● Material to process
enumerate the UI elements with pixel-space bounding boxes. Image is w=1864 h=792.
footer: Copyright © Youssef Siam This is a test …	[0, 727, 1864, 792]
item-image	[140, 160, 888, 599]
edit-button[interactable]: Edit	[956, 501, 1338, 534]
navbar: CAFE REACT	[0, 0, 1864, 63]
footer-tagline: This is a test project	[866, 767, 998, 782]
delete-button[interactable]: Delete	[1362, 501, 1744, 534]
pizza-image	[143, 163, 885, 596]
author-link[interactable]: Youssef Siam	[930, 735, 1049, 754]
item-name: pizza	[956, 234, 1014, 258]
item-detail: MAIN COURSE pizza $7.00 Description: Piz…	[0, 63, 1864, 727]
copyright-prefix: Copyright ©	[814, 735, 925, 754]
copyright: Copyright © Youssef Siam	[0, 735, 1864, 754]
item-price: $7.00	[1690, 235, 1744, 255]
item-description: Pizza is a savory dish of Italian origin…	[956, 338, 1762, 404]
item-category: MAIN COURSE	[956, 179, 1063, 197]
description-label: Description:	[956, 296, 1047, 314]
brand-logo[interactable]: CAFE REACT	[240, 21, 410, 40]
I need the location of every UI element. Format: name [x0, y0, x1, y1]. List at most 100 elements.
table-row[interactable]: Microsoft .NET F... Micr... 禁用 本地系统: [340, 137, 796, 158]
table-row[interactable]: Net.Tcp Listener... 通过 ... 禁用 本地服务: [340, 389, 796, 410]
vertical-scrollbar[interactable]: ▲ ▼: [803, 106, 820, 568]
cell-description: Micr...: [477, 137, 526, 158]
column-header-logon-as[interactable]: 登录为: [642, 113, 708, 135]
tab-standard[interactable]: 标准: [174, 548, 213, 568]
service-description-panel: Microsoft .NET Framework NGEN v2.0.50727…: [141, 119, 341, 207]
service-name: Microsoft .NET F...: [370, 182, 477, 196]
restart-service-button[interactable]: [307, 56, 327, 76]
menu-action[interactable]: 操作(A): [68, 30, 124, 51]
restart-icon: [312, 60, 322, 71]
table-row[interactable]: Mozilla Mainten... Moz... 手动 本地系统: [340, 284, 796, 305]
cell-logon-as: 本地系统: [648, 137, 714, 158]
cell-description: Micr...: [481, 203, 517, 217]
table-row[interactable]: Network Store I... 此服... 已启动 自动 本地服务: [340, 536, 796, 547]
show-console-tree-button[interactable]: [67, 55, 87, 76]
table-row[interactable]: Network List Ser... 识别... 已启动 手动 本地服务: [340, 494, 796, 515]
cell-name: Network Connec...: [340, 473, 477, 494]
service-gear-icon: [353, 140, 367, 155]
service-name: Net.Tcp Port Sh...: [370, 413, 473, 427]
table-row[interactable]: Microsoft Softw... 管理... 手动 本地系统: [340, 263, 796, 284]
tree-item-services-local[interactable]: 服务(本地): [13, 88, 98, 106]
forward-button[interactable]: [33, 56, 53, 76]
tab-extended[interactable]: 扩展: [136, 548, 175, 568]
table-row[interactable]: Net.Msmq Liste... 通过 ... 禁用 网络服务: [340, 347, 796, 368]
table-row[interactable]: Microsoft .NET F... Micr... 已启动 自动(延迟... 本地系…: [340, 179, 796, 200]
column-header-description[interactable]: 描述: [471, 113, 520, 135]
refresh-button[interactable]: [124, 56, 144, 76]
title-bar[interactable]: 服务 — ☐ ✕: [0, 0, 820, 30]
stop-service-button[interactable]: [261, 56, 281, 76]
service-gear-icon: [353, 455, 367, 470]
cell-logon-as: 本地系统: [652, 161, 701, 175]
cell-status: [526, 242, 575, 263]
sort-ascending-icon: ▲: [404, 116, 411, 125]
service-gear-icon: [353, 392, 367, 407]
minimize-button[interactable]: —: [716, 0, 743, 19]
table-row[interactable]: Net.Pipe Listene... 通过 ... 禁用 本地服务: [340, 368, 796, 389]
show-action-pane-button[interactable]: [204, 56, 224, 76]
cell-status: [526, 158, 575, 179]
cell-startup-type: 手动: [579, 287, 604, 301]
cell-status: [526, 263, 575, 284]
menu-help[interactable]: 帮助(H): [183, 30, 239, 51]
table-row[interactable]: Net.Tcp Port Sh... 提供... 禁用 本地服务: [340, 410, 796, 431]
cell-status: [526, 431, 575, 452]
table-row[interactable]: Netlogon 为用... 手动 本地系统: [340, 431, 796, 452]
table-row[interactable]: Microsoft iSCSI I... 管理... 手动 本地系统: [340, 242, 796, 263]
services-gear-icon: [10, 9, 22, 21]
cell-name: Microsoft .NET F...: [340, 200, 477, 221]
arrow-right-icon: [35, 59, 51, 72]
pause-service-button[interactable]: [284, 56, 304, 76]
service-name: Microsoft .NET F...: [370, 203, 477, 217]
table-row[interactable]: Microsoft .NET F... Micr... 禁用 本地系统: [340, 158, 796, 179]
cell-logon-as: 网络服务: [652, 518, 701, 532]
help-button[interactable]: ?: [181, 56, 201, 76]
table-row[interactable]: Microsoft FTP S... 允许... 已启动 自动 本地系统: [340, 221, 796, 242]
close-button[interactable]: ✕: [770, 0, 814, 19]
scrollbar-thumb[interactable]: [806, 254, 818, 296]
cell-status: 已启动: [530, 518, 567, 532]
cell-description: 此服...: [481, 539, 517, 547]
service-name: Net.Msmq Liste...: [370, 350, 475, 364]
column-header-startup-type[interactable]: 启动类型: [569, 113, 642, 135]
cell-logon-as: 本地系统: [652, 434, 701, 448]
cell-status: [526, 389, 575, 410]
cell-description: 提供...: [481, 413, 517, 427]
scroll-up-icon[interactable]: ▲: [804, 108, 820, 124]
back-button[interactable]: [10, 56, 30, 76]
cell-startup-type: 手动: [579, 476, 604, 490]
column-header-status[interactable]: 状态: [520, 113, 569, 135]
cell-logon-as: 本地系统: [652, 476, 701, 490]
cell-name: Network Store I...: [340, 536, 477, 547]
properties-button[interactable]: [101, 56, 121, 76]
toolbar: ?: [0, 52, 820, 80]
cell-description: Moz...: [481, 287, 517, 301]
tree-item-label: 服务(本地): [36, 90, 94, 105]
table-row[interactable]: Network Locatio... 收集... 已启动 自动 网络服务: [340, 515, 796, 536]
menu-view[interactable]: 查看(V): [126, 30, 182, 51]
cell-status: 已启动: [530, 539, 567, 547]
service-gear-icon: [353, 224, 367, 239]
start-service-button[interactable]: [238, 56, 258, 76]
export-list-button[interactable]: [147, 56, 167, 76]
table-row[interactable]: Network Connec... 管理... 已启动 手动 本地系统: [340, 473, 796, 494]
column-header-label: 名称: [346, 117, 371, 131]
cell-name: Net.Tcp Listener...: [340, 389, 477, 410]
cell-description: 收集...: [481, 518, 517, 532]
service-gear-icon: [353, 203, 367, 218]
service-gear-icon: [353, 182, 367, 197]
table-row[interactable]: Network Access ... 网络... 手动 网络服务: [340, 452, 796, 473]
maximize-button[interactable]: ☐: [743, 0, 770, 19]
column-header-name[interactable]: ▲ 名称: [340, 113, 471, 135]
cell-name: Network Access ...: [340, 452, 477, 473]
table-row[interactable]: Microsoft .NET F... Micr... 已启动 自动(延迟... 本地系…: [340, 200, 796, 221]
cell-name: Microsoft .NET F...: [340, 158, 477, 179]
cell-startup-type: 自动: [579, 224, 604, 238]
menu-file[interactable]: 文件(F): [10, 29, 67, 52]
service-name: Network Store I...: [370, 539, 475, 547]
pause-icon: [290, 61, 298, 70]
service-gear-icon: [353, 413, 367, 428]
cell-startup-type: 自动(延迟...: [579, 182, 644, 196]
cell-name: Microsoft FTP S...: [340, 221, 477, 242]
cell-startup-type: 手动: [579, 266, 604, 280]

● Aim of the exercise
Copy out every entry above word for word, keeping the original characters, spacing, and order unchanged.

● Solution
enumerate the UI elements with pixel-space bounding boxes. Image is w=1864 h=792.
footer: Copyright © Youssef Siam This is a test …	[0, 727, 1864, 792]
item-image	[140, 160, 888, 599]
edit-button[interactable]: Edit	[956, 501, 1338, 534]
navbar: CAFE REACT	[0, 0, 1864, 63]
footer-tagline: This is a test project	[866, 767, 998, 782]
delete-button[interactable]: Delete	[1362, 501, 1744, 534]
pizza-image	[143, 163, 885, 596]
author-link[interactable]: Youssef Siam	[930, 735, 1049, 754]
item-name: pizza	[956, 234, 1014, 258]
item-detail: MAIN COURSE pizza $7.00 Description: Piz…	[0, 63, 1864, 727]
copyright-prefix: Copyright ©	[814, 735, 925, 754]
copyright: Copyright © Youssef Siam	[0, 735, 1864, 754]
item-price: $7.00	[1690, 235, 1744, 255]
item-description: Pizza is a savory dish of Italian origin…	[956, 338, 1762, 404]
item-category: MAIN COURSE	[956, 179, 1063, 197]
description-label: Description:	[956, 296, 1047, 314]
brand-logo[interactable]: CAFE REACT	[240, 21, 410, 40]
I need the location of every UI element. Format: name [x0, y0, x1, y1]. List at most 100 elements.
table-row[interactable]: Microsoft .NET F... Micr... 禁用 本地系统: [340, 137, 796, 158]
table-row[interactable]: Net.Tcp Listener... 通过 ... 禁用 本地服务: [340, 389, 796, 410]
vertical-scrollbar[interactable]: ▲ ▼: [803, 106, 820, 568]
cell-description: Micr...: [477, 137, 526, 158]
column-header-logon-as[interactable]: 登录为: [642, 113, 708, 135]
tab-standard[interactable]: 标准: [174, 548, 213, 568]
service-description-panel: Microsoft .NET Framework NGEN v2.0.50727…: [141, 119, 341, 207]
service-name: Microsoft .NET F...: [370, 182, 477, 196]
restart-service-button[interactable]: [307, 56, 327, 76]
menu-action[interactable]: 操作(A): [68, 30, 124, 51]
restart-icon: [312, 60, 322, 71]
table-row[interactable]: Mozilla Mainten... Moz... 手动 本地系统: [340, 284, 796, 305]
cell-logon-as: 本地系统: [648, 137, 714, 158]
cell-description: Micr...: [481, 203, 517, 217]
table-row[interactable]: Network Store I... 此服... 已启动 自动 本地服务: [340, 536, 796, 547]
show-console-tree-button[interactable]: [67, 55, 87, 76]
table-row[interactable]: Network List Ser... 识别... 已启动 手动 本地服务: [340, 494, 796, 515]
cell-name: Network Connec...: [340, 473, 477, 494]
service-gear-icon: [353, 140, 367, 155]
service-name: Net.Tcp Port Sh...: [370, 413, 473, 427]
table-row[interactable]: Microsoft Softw... 管理... 手动 本地系统: [340, 263, 796, 284]
tree-item-services-local[interactable]: 服务(本地): [13, 88, 98, 106]
forward-button[interactable]: [33, 56, 53, 76]
tab-extended[interactable]: 扩展: [136, 548, 175, 568]
table-row[interactable]: Net.Msmq Liste... 通过 ... 禁用 网络服务: [340, 347, 796, 368]
table-row[interactable]: Microsoft .NET F... Micr... 已启动 自动(延迟... 本地系…: [340, 179, 796, 200]
column-header-description[interactable]: 描述: [471, 113, 520, 135]
refresh-button[interactable]: [124, 56, 144, 76]
title-bar[interactable]: 服务 — ☐ ✕: [0, 0, 820, 30]
stop-service-button[interactable]: [261, 56, 281, 76]
service-gear-icon: [353, 455, 367, 470]
cell-logon-as: 本地系统: [652, 161, 701, 175]
cell-status: [526, 242, 575, 263]
sort-ascending-icon: ▲: [404, 116, 411, 125]
service-gear-icon: [353, 392, 367, 407]
minimize-button[interactable]: —: [716, 0, 743, 19]
table-row[interactable]: Net.Pipe Listene... 通过 ... 禁用 本地服务: [340, 368, 796, 389]
show-action-pane-button[interactable]: [204, 56, 224, 76]
cell-status: [526, 158, 575, 179]
cell-startup-type: 手动: [579, 287, 604, 301]
cell-status: [526, 263, 575, 284]
menu-help[interactable]: 帮助(H): [183, 30, 239, 51]
table-row[interactable]: Net.Tcp Port Sh... 提供... 禁用 本地服务: [340, 410, 796, 431]
cell-status: [526, 431, 575, 452]
table-row[interactable]: Netlogon 为用... 手动 本地系统: [340, 431, 796, 452]
table-row[interactable]: Microsoft iSCSI I... 管理... 手动 本地系统: [340, 242, 796, 263]
services-gear-icon: [10, 9, 22, 21]
cell-name: Microsoft .NET F...: [340, 200, 477, 221]
arrow-right-icon: [35, 59, 51, 72]
pause-service-button[interactable]: [284, 56, 304, 76]
service-name: Microsoft .NET F...: [370, 203, 477, 217]
table-row[interactable]: Microsoft .NET F... Micr... 禁用 本地系统: [340, 158, 796, 179]
cell-logon-as: 网络服务: [652, 518, 701, 532]
help-button[interactable]: ?: [181, 56, 201, 76]
table-row[interactable]: Microsoft FTP S... 允许... 已启动 自动 本地系统: [340, 221, 796, 242]
close-button[interactable]: ✕: [770, 0, 814, 19]
scrollbar-thumb[interactable]: [806, 254, 818, 296]
cell-status: 已启动: [530, 518, 567, 532]
cell-description: 此服...: [481, 539, 517, 547]
service-name: Net.Msmq Liste...: [370, 350, 475, 364]
column-header-startup-type[interactable]: 启动类型: [569, 113, 642, 135]
cell-logon-as: 本地系统: [652, 434, 701, 448]
cell-status: [526, 389, 575, 410]
cell-description: 提供...: [481, 413, 517, 427]
scroll-up-icon[interactable]: ▲: [804, 108, 820, 124]
back-button[interactable]: [10, 56, 30, 76]
cell-startup-type: 手动: [579, 476, 604, 490]
column-header-status[interactable]: 状态: [520, 113, 569, 135]
cell-logon-as: 本地系统: [652, 476, 701, 490]
cell-name: Network Store I...: [340, 536, 477, 547]
properties-button[interactable]: [101, 56, 121, 76]
toolbar: ?: [0, 52, 820, 80]
cell-description: Moz...: [481, 287, 517, 301]
tree-item-label: 服务(本地): [36, 90, 94, 105]
table-row[interactable]: Network Locatio... 收集... 已启动 自动 网络服务: [340, 515, 796, 536]
menu-view[interactable]: 查看(V): [126, 30, 182, 51]
cell-status: 已启动: [530, 539, 567, 547]
service-gear-icon: [353, 224, 367, 239]
start-service-button[interactable]: [238, 56, 258, 76]
export-list-button[interactable]: [147, 56, 167, 76]
table-row[interactable]: Network Connec... 管理... 已启动 手动 本地系统: [340, 473, 796, 494]
column-header-label: 名称: [346, 117, 371, 131]
cell-name: Net.Tcp Listener...: [340, 389, 477, 410]
cell-description: 收集...: [481, 518, 517, 532]
service-gear-icon: [353, 203, 367, 218]
service-gear-icon: [353, 182, 367, 197]
table-row[interactable]: Network Access ... 网络... 手动 网络服务: [340, 452, 796, 473]
maximize-button[interactable]: ☐: [743, 0, 770, 19]
column-header-name[interactable]: ▲ 名称: [340, 113, 471, 135]
cell-name: Network Access ...: [340, 452, 477, 473]
table-row[interactable]: Microsoft .NET F... Micr... 已启动 自动(延迟... 本地系…: [340, 200, 796, 221]
cell-name: Microsoft .NET F...: [340, 158, 477, 179]
cell-startup-type: 自动: [579, 224, 604, 238]
menu-file[interactable]: 文件(F): [10, 29, 67, 52]
service-name: Network Store I...: [370, 539, 475, 547]
pause-icon: [290, 61, 298, 70]
service-gear-icon: [353, 413, 367, 428]
cell-startup-type: 自动(延迟...: [579, 182, 644, 196]
cell-name: Microsoft FTP S...: [340, 221, 477, 242]
cell-startup-type: 手动: [579, 266, 604, 280]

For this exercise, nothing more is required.